Task brief
Go through the entries below and retype them exactly, omitting each picture.

* Begin The records *

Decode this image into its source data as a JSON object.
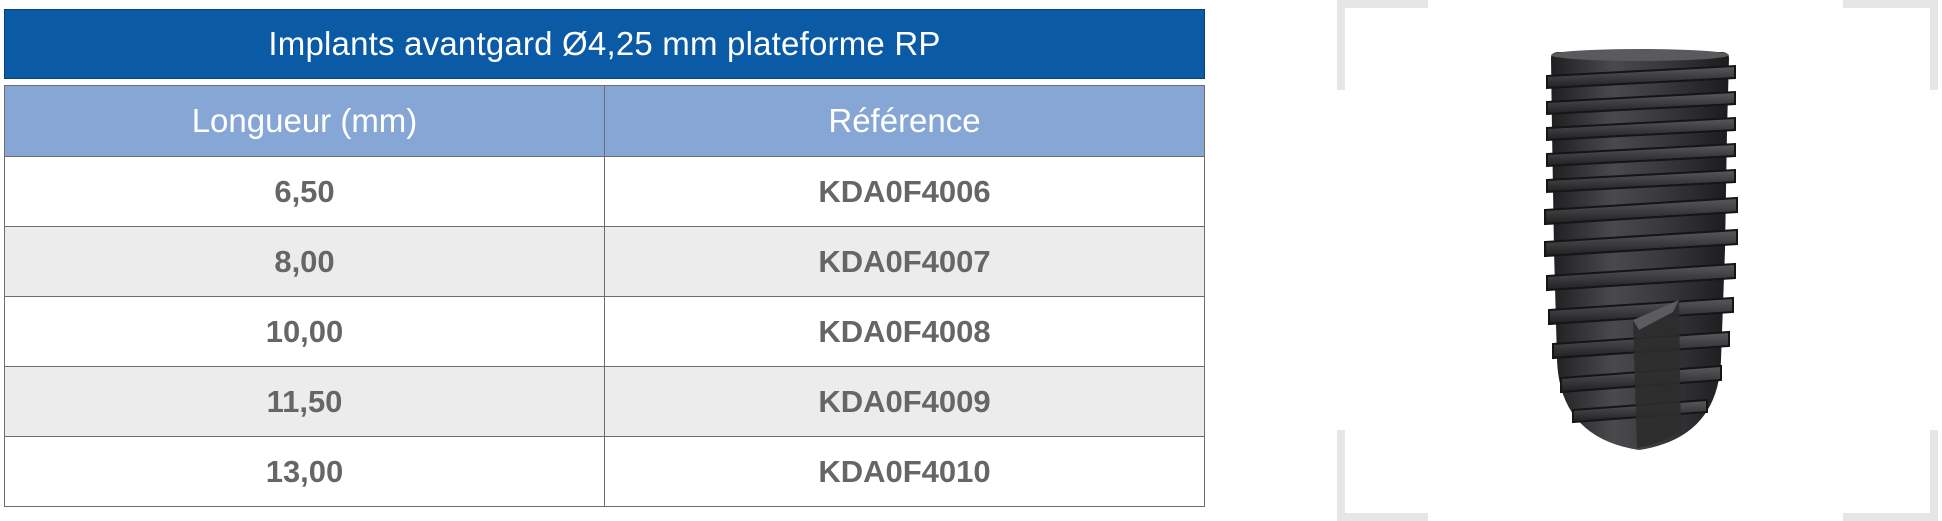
{
  "table": {
    "title": "Implants avantgard Ø4,25 mm plateforme RP",
    "headers": [
      "Longueur (mm)",
      "Référence"
    ],
    "rows": [
      [
        "6,50",
        "KDA0F4006"
      ],
      [
        "8,00",
        "KDA0F4007"
      ],
      [
        "10,00",
        "KDA0F4008"
      ],
      [
        "11,50",
        "KDA0F4009"
      ],
      [
        "13,00",
        "KDA0F4010"
      ]
    ]
  },
  "product_image": {
    "icon": "dental-implant-icon",
    "colors": {
      "implant": "#3a3a3c",
      "frame": "#e6e6e6",
      "header": "#0b5aa6",
      "subheader": "#86a6d6"
    }
  }
}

* End The records *

Exercise answer
Decode this image into its source data as a JSON object.
{
  "table": {
    "title": "Implants avantgard Ø4,25 mm plateforme RP",
    "headers": [
      "Longueur (mm)",
      "Référence"
    ],
    "rows": [
      [
        "6,50",
        "KDA0F4006"
      ],
      [
        "8,00",
        "KDA0F4007"
      ],
      [
        "10,00",
        "KDA0F4008"
      ],
      [
        "11,50",
        "KDA0F4009"
      ],
      [
        "13,00",
        "KDA0F4010"
      ]
    ]
  },
  "product_image": {
    "icon": "dental-implant-icon",
    "colors": {
      "implant": "#3a3a3c",
      "frame": "#e6e6e6",
      "header": "#0b5aa6",
      "subheader": "#86a6d6"
    }
  }
}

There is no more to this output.